State how many lines of the records contain the string "placeholder". Give the number alone.

** Begin Records **

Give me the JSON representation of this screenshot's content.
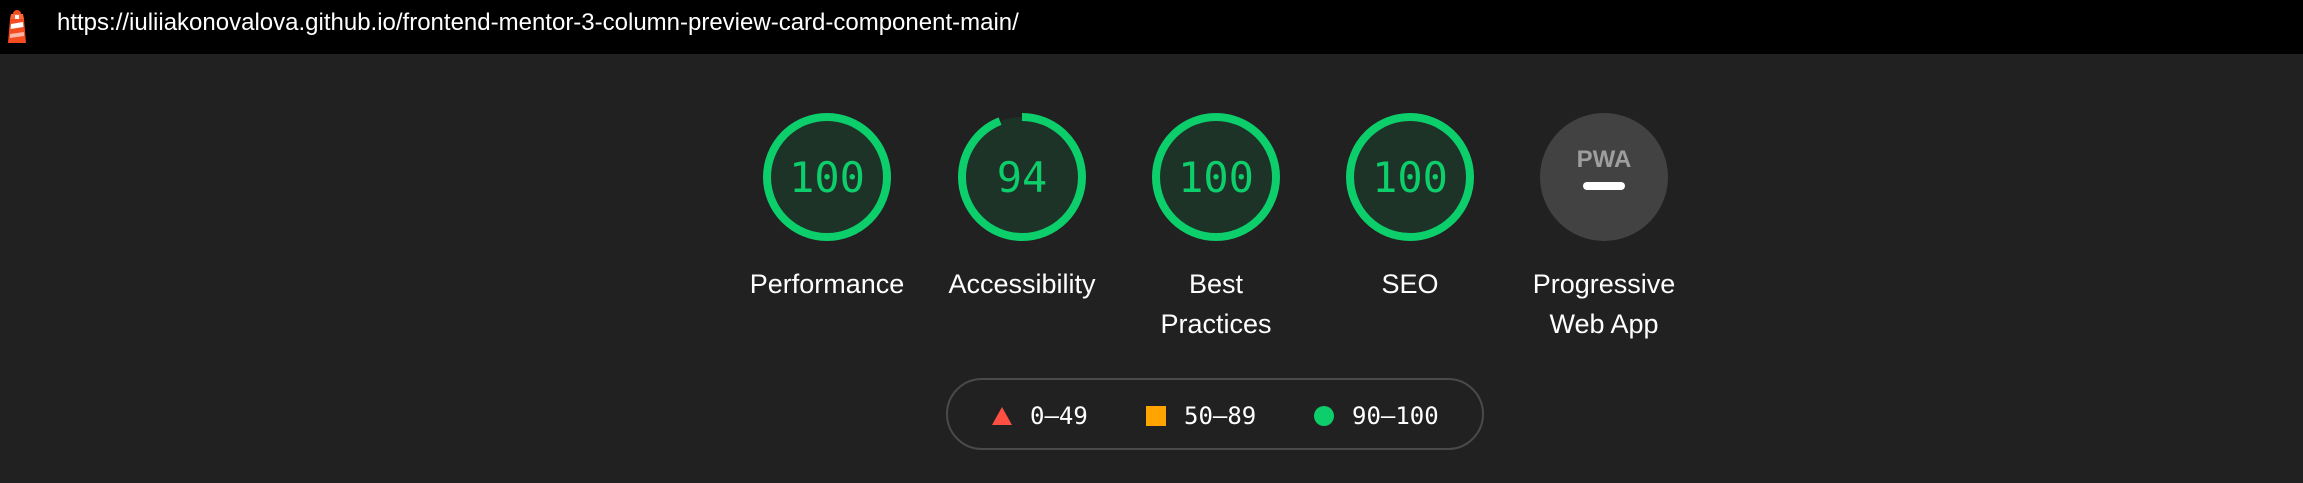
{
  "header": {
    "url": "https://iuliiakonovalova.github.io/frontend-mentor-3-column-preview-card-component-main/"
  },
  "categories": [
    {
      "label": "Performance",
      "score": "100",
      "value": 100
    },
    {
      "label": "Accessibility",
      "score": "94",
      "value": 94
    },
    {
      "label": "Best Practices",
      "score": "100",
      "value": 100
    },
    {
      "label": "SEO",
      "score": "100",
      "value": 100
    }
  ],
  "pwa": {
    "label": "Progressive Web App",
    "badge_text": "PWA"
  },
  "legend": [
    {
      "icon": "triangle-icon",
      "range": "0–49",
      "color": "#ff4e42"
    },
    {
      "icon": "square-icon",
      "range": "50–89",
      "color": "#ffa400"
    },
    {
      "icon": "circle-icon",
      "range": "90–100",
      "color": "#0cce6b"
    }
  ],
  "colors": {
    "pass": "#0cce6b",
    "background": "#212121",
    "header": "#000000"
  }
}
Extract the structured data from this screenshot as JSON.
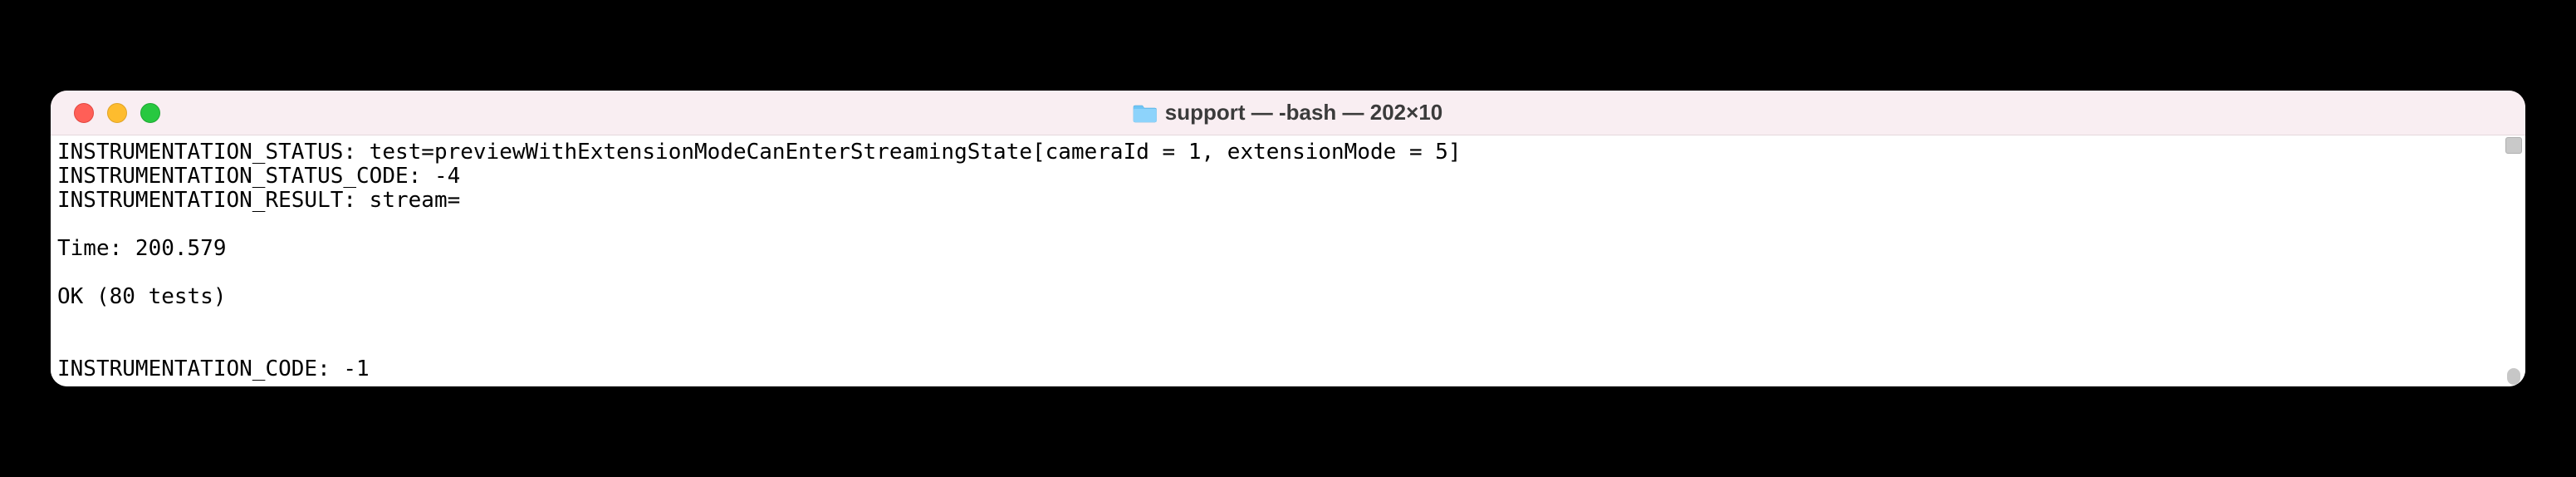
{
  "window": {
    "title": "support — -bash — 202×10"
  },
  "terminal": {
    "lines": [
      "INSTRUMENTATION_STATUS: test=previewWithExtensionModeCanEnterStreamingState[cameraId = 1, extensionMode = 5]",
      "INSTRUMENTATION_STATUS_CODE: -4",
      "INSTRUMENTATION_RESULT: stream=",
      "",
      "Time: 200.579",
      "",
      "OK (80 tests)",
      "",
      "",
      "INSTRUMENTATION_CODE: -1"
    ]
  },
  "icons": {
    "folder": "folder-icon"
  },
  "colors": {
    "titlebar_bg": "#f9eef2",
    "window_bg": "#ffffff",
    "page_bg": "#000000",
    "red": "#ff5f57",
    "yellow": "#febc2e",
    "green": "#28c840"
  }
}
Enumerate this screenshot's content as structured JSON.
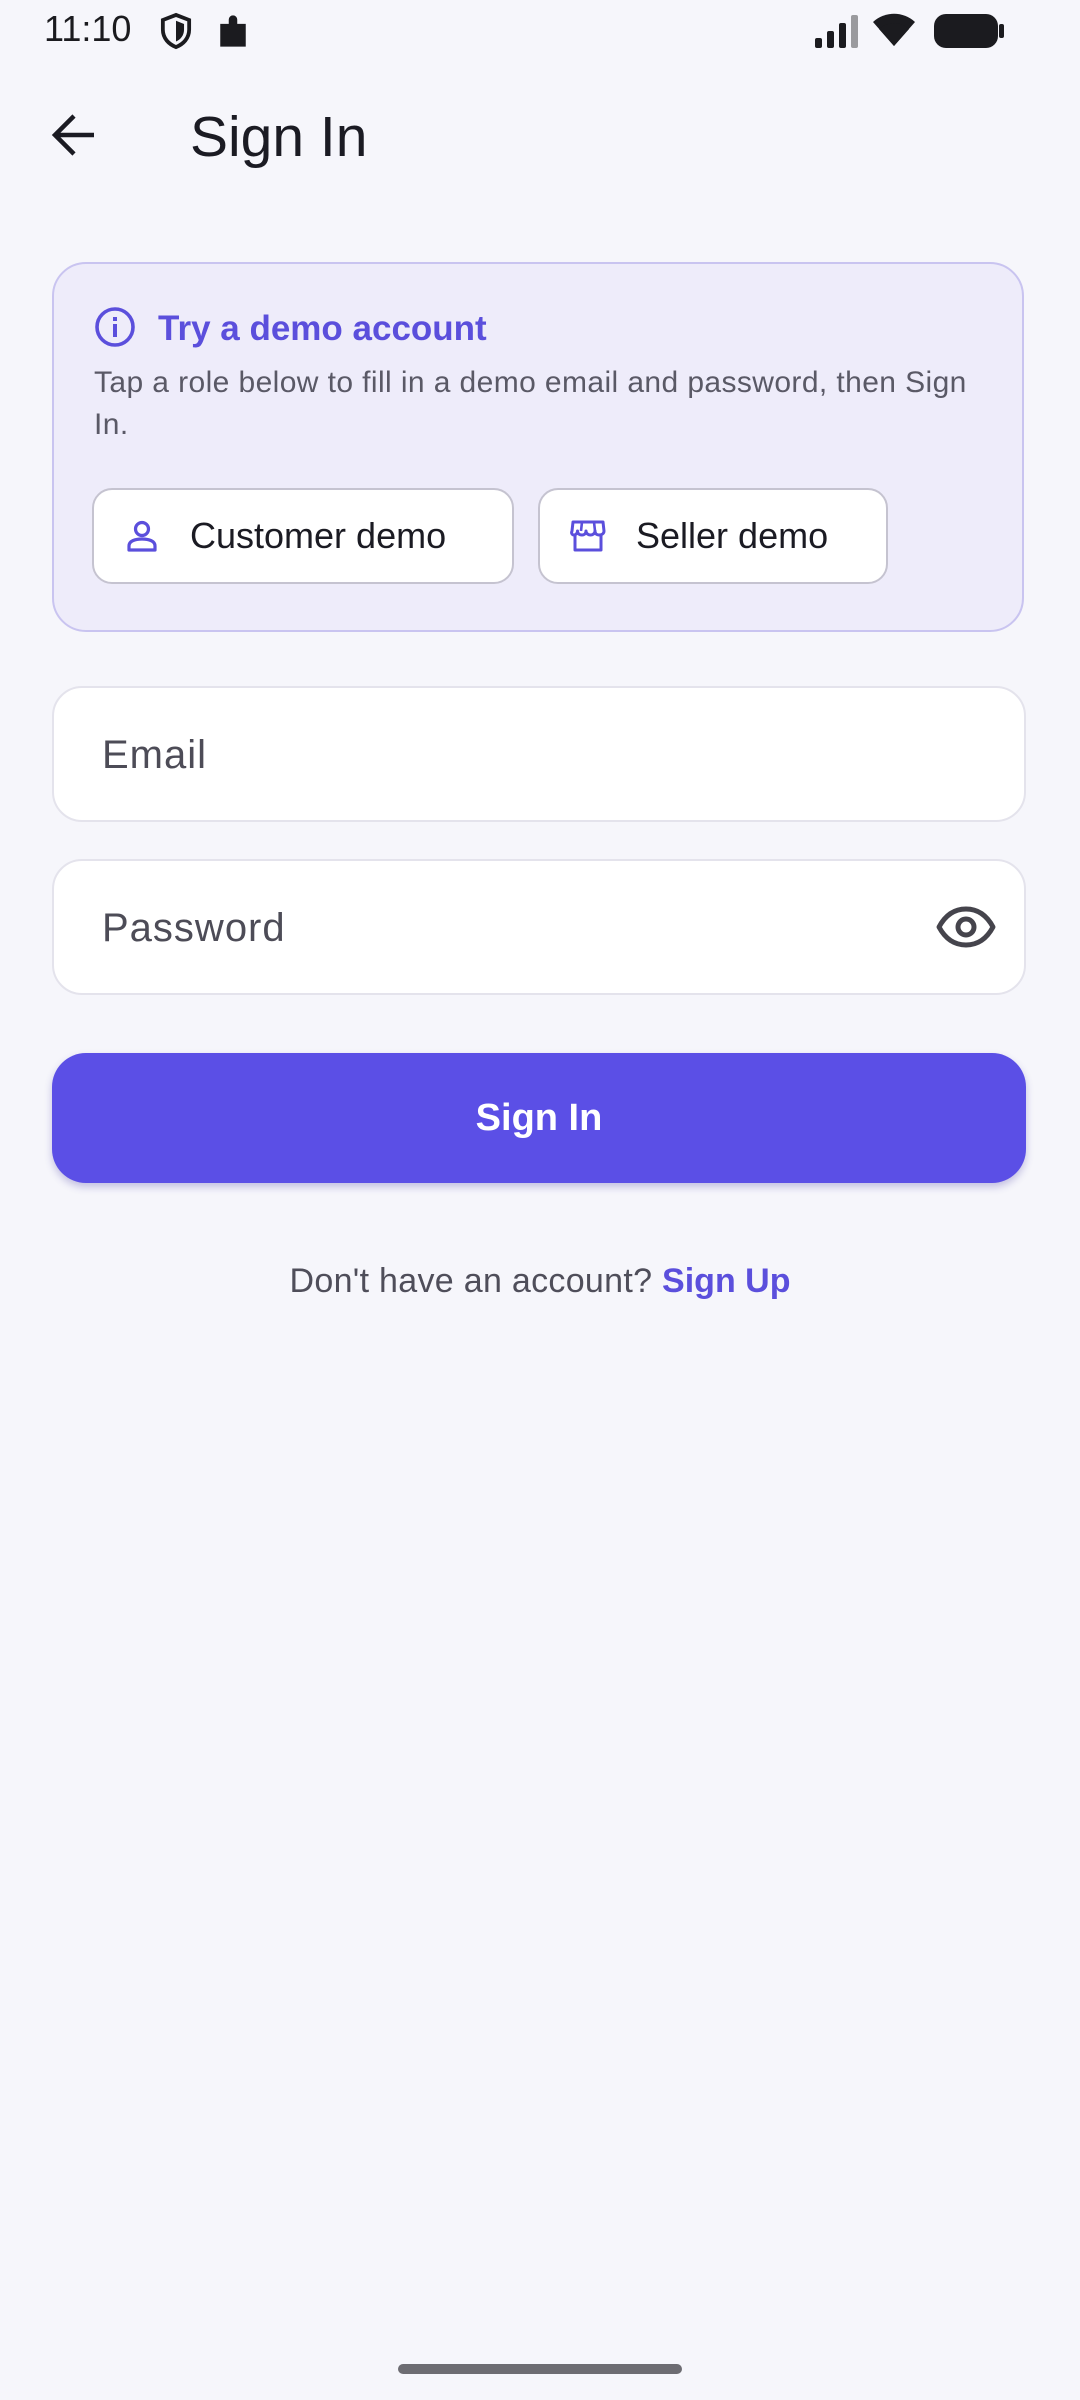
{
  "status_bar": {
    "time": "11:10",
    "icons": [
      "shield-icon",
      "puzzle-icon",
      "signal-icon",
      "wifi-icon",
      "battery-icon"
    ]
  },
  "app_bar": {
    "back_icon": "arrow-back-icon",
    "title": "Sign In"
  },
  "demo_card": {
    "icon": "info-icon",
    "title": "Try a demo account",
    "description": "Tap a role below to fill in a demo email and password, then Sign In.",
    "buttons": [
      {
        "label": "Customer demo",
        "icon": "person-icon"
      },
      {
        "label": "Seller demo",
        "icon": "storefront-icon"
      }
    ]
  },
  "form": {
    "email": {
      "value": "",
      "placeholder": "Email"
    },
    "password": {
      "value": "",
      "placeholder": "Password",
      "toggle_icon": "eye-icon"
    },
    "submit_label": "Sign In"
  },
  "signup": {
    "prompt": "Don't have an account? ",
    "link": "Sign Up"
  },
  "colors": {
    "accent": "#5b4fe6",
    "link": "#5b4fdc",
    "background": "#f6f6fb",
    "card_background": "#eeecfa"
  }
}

** End Records **

> _In response_
2